Output the material word for word. Leave each picture out.

********************

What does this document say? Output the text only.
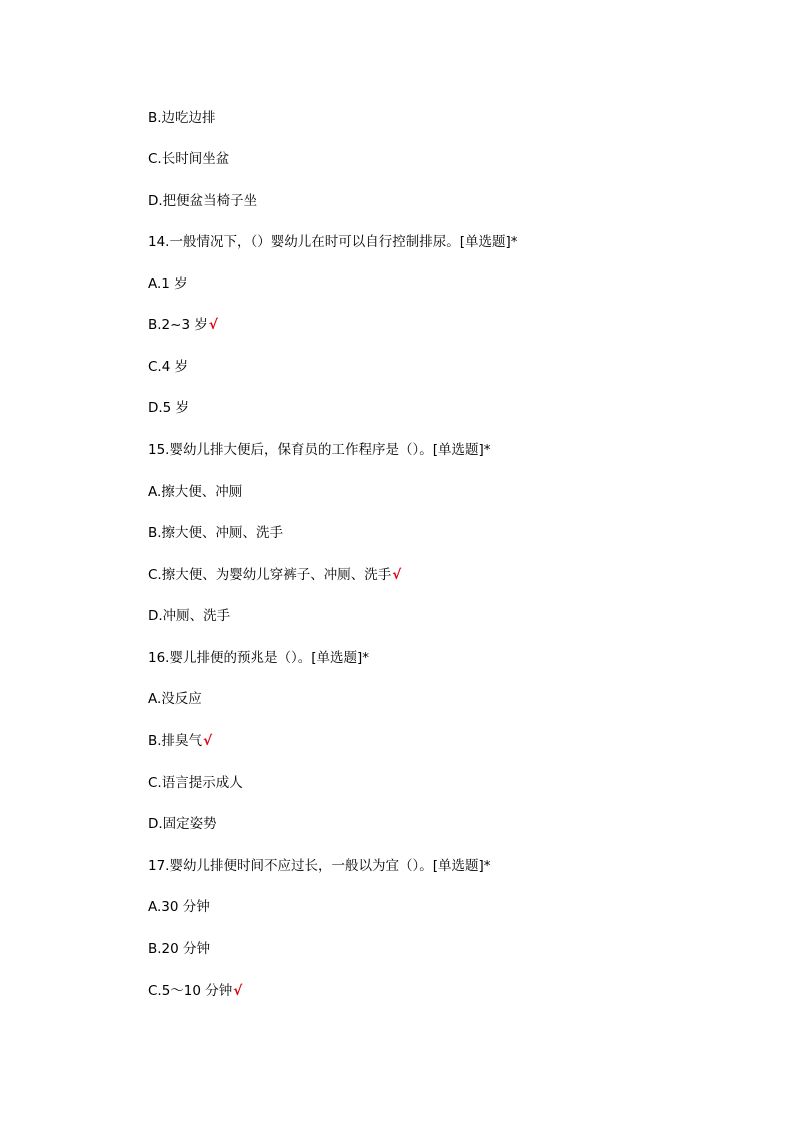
B.边吃边排
C.长时间坐盆
D.把便盆当椅子坐
14.一般情况下，（）婴幼儿在时可以自行控制排尿。[单选题]*
A.1 岁
B.2~3 岁√
C.4 岁
D.5 岁
15.婴幼儿排大便后，保育员的工作程序是（）。[单选题]*
A.擦大便、冲厕
B.擦大便、冲厕、洗手
C.擦大便、为婴幼儿穿裤子、冲厕、洗手√
D.冲厕、洗手
16.婴儿排便的预兆是（）。[单选题]*
A.没反应
B.排臭气√
C.语言提示成人
D.固定姿势
17.婴幼儿排便时间不应过长，一般以为宜（）。[单选题]*
A.30 分钟
B.20 分钟
C.5～10 分钟√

********************

(EXERCISE RESULT)
What does this document say? Output the text only.
B.边吃边排
C.长时间坐盆
D.把便盆当椅子坐
14.一般情况下，（）婴幼儿在时可以自行控制排尿。[单选题]*
A.1 岁
B.2~3 岁√
C.4 岁
D.5 岁
15.婴幼儿排大便后，保育员的工作程序是（）。[单选题]*
A.擦大便、冲厕
B.擦大便、冲厕、洗手
C.擦大便、为婴幼儿穿裤子、冲厕、洗手√
D.冲厕、洗手
16.婴儿排便的预兆是（）。[单选题]*
A.没反应
B.排臭气√
C.语言提示成人
D.固定姿势
17.婴幼儿排便时间不应过长，一般以为宜（）。[单选题]*
A.30 分钟
B.20 分钟
C.5～10 分钟√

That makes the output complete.